Elbette edilgen bir kadın yok bu ibarenin arkasında onu edilgen kılmaya çalışan bir zihniyet var. Edilgen olmadığımın farkında olduğum ve bunu ortaya koyduğum müddetçe kimin ne dediğine fazla takılmıyorum.
26) Şair
kadınların bir kısmı edebiyatın farklı türlerinde (roman, hikâye, araştırma,
inceleme, deneme vs.) eserler veriyor. Bu yönelişi nasıl değerlendiriyorsunuz?
Bu güzel bir şey; edebiyat salt şiirle sınırlı değil ki. Her insan kadın ya da erkek, kendi ilgi alanları ve yazma becerileri doğrultusunda yönlenmeleri çok doğal.
27) Sizce
şiirin, içinde bulunduğu koşullar bağlamında nasıl bir sorumluluğu olmalıdır?
Ya da olmalı mıdır?
Şiirin sorumluluğu olmalıdır ama yalnızca sorumluluk duygusuyla hareket etmek şiiri özünden saptırabilir. Şiir konusunda ben, Paul Celan gibi düşünüyorum; şiir bir ortaya koyuştur. Birilerine dikte etmek, birilerine öğretmek değildir. Siz kendinizin güzelini ortaya koyarsınız, diğerleri görebildiği ölçüde görür. Toplumsal ve kişisel dönüşüm bu doğallık içinde gerçekleşirse kalıcı olur.

*Görev amacı:*
Şiir ve şair kadınlar üzerine yapılmış söyleşiden alınan metni baştan sona, hiçbir değişiklik yapmadan olduğu gibi yazın.

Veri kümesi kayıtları
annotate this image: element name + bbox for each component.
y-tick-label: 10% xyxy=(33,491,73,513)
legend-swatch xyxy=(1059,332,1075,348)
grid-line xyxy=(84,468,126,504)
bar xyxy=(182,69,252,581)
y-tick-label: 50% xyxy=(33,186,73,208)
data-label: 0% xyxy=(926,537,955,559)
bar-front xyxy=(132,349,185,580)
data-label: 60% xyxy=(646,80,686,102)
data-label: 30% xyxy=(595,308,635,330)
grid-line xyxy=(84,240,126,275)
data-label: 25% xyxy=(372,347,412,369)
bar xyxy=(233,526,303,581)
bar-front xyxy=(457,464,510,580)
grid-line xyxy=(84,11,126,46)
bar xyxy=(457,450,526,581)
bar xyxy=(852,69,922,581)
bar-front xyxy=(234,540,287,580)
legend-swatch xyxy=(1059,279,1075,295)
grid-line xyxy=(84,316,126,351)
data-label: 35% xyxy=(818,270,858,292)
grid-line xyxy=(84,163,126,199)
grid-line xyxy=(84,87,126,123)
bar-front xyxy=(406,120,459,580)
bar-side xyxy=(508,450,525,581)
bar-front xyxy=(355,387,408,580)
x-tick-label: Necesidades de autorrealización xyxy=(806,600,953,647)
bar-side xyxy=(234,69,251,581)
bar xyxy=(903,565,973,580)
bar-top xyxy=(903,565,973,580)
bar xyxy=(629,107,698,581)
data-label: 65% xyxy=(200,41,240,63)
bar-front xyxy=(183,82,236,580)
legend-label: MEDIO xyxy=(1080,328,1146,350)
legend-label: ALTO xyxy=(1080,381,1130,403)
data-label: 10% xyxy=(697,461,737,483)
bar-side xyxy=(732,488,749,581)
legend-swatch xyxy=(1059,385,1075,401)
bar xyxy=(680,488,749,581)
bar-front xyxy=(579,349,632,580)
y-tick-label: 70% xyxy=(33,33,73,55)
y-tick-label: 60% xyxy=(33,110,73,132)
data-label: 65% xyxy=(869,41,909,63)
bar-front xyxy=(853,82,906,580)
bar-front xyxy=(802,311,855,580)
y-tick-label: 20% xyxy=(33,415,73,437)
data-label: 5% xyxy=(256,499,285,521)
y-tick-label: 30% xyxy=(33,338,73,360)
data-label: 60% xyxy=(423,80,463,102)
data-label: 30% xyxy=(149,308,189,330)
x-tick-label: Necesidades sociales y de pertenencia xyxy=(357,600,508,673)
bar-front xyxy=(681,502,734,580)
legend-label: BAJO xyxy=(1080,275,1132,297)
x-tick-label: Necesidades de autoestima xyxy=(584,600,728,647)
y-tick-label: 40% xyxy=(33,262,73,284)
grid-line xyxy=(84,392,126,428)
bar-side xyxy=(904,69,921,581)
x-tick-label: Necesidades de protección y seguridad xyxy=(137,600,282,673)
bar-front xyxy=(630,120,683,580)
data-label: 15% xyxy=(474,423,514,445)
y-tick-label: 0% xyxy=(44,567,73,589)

*Çözümlü cevap:*
Elbette edilgen bir kadın yok bu ibarenin arkasında onu edilgen kılmaya çalışan bir zihniyet var. Edilgen olmadığımın farkında olduğum ve bunu ortaya koyduğum müddetçe kimin ne dediğine fazla takılmıyorum.
26) Şair
kadınların bir kısmı edebiyatın farklı türlerinde (roman, hikâye, araştırma,
inceleme, deneme vs.) eserler veriyor. Bu yönelişi nasıl değerlendiriyorsunuz?
Bu güzel bir şey; edebiyat salt şiirle sınırlı değil ki. Her insan kadın ya da erkek, kendi ilgi alanları ve yazma becerileri doğrultusunda yönlenmeleri çok doğal.
27) Sizce
şiirin, içinde bulunduğu koşullar bağlamında nasıl bir sorumluluğu olmalıdır?
Ya da olmalı mıdır?
Şiirin sorumluluğu olmalıdır ama yalnızca sorumluluk duygusuyla hareket etmek şiiri özünden saptırabilir. Şiir konusunda ben, Paul Celan gibi düşünüyorum; şiir bir ortaya koyuştur. Birilerine dikte etmek, birilerine öğretmek değildir. Siz kendinizin güzelini ortaya koyarsınız, diğerleri görebildiği ölçüde görür. Toplumsal ve kişisel dönüşüm bu doğallık içinde gerçekleşirse kalıcı olur.